Figure data in JSON:
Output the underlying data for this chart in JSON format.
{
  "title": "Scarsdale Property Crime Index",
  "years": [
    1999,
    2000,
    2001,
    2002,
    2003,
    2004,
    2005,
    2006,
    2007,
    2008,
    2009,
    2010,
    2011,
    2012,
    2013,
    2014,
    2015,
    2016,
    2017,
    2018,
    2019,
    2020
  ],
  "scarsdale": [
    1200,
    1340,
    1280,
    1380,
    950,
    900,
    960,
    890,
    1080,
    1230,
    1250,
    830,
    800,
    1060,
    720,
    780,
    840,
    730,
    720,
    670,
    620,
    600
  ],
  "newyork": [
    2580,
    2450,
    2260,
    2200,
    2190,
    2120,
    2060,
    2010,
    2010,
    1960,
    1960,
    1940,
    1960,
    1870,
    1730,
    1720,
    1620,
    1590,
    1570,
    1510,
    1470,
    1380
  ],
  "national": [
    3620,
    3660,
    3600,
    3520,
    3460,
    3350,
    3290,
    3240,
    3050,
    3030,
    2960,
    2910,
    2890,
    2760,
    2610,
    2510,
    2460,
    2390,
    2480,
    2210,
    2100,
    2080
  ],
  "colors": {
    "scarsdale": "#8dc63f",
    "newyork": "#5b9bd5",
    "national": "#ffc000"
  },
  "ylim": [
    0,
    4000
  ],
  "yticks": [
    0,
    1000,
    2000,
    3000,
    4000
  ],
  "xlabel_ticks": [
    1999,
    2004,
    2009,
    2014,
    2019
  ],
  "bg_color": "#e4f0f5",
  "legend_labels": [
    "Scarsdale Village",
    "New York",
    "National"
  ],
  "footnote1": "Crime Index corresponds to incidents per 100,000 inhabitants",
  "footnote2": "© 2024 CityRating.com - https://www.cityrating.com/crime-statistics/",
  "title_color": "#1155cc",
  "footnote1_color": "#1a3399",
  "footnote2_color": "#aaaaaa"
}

Aim: Transcribe each entry exactly.

Output below:
Output the underlying data for this chart in JSON format.
{
  "title": "Scarsdale Property Crime Index",
  "years": [
    1999,
    2000,
    2001,
    2002,
    2003,
    2004,
    2005,
    2006,
    2007,
    2008,
    2009,
    2010,
    2011,
    2012,
    2013,
    2014,
    2015,
    2016,
    2017,
    2018,
    2019,
    2020
  ],
  "scarsdale": [
    1200,
    1340,
    1280,
    1380,
    950,
    900,
    960,
    890,
    1080,
    1230,
    1250,
    830,
    800,
    1060,
    720,
    780,
    840,
    730,
    720,
    670,
    620,
    600
  ],
  "newyork": [
    2580,
    2450,
    2260,
    2200,
    2190,
    2120,
    2060,
    2010,
    2010,
    1960,
    1960,
    1940,
    1960,
    1870,
    1730,
    1720,
    1620,
    1590,
    1570,
    1510,
    1470,
    1380
  ],
  "national": [
    3620,
    3660,
    3600,
    3520,
    3460,
    3350,
    3290,
    3240,
    3050,
    3030,
    2960,
    2910,
    2890,
    2760,
    2610,
    2510,
    2460,
    2390,
    2480,
    2210,
    2100,
    2080
  ],
  "colors": {
    "scarsdale": "#8dc63f",
    "newyork": "#5b9bd5",
    "national": "#ffc000"
  },
  "ylim": [
    0,
    4000
  ],
  "yticks": [
    0,
    1000,
    2000,
    3000,
    4000
  ],
  "xlabel_ticks": [
    1999,
    2004,
    2009,
    2014,
    2019
  ],
  "bg_color": "#e4f0f5",
  "legend_labels": [
    "Scarsdale Village",
    "New York",
    "National"
  ],
  "footnote1": "Crime Index corresponds to incidents per 100,000 inhabitants",
  "footnote2": "© 2024 CityRating.com - https://www.cityrating.com/crime-statistics/",
  "title_color": "#1155cc",
  "footnote1_color": "#1a3399",
  "footnote2_color": "#aaaaaa"
}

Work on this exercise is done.